* [GIVEN INSTRUCTION]: Reproduce the full listing that appears beneath this instruction exactly.

* [MATERIALS PROVIDED]:
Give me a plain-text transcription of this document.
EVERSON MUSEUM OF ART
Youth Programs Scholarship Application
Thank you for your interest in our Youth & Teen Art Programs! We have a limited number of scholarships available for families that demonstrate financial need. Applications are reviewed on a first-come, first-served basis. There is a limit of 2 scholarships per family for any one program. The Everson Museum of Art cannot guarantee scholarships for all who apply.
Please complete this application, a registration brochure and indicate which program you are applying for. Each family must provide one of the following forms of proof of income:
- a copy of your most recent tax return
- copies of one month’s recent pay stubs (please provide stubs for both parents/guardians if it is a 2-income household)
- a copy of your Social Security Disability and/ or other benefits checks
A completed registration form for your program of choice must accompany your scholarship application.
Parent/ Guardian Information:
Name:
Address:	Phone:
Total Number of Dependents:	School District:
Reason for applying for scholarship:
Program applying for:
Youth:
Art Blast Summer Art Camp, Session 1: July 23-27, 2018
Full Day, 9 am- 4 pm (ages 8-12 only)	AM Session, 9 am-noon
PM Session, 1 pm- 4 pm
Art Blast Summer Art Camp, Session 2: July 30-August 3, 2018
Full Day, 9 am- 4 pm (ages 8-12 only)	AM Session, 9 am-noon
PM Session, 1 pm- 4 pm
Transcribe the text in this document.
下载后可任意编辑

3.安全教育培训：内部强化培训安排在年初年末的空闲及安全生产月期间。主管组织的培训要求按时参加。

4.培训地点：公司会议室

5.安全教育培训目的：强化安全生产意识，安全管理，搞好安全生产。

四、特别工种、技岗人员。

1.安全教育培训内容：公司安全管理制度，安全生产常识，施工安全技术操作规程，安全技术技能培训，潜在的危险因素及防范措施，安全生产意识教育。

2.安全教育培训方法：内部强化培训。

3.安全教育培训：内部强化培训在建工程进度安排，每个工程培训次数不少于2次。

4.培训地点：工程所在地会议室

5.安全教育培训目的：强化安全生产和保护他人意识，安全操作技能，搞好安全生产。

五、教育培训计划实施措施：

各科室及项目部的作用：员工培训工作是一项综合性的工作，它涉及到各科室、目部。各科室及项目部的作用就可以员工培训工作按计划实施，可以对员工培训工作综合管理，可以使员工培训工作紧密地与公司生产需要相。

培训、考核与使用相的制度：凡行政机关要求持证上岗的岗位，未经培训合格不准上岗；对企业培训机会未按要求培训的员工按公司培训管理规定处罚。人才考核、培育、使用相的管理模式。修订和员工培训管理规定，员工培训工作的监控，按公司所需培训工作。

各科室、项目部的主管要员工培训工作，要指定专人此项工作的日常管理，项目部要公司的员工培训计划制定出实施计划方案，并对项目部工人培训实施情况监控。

* [EXERCISE RESPONSE]:
Give me a plain-text transcription of this document.
EVERSON MUSEUM OF ART
Youth Programs Scholarship Application
Thank you for your interest in our Youth & Teen Art Programs! We have a limited number of scholarships available for families that demonstrate financial need. Applications are reviewed on a first-come, first-served basis. There is a limit of 2 scholarships per family for any one program. The Everson Museum of Art cannot guarantee scholarships for all who apply.
Please complete this application, a registration brochure and indicate which program you are applying for. Each family must provide one of the following forms of proof of income:
- a copy of your most recent tax return
- copies of one month’s recent pay stubs (please provide stubs for both parents/guardians if it is a 2-income household)
- a copy of your Social Security Disability and/ or other benefits checks
A completed registration form for your program of choice must accompany your scholarship application.
Parent/ Guardian Information:
Name:
Address:	Phone:
Total Number of Dependents:	School District:
Reason for applying for scholarship:
Program applying for:
Youth:
Art Blast Summer Art Camp, Session 1: July 23-27, 2018
Full Day, 9 am- 4 pm (ages 8-12 only)	AM Session, 9 am-noon
PM Session, 1 pm- 4 pm
Art Blast Summer Art Camp, Session 2: July 30-August 3, 2018
Full Day, 9 am- 4 pm (ages 8-12 only)	AM Session, 9 am-noon
PM Session, 1 pm- 4 pm
Transcribe the text in this document.
下载后可任意编辑

3.安全教育培训：内部强化培训安排在年初年末的空闲及安全生产月期间。主管组织的培训要求按时参加。

4.培训地点：公司会议室

5.安全教育培训目的：强化安全生产意识，安全管理，搞好安全生产。

四、特别工种、技岗人员。

1.安全教育培训内容：公司安全管理制度，安全生产常识，施工安全技术操作规程，安全技术技能培训，潜在的危险因素及防范措施，安全生产意识教育。

2.安全教育培训方法：内部强化培训。

3.安全教育培训：内部强化培训在建工程进度安排，每个工程培训次数不少于2次。

4.培训地点：工程所在地会议室

5.安全教育培训目的：强化安全生产和保护他人意识，安全操作技能，搞好安全生产。

五、教育培训计划实施措施：

各科室及项目部的作用：员工培训工作是一项综合性的工作，它涉及到各科室、目部。各科室及项目部的作用就可以员工培训工作按计划实施，可以对员工培训工作综合管理，可以使员工培训工作紧密地与公司生产需要相。

培训、考核与使用相的制度：凡行政机关要求持证上岗的岗位，未经培训合格不准上岗；对企业培训机会未按要求培训的员工按公司培训管理规定处罚。人才考核、培育、使用相的管理模式。修订和员工培训管理规定，员工培训工作的监控，按公司所需培训工作。

各科室、项目部的主管要员工培训工作，要指定专人此项工作的日常管理，项目部要公司的员工培训计划制定出实施计划方案，并对项目部工人培训实施情况监控。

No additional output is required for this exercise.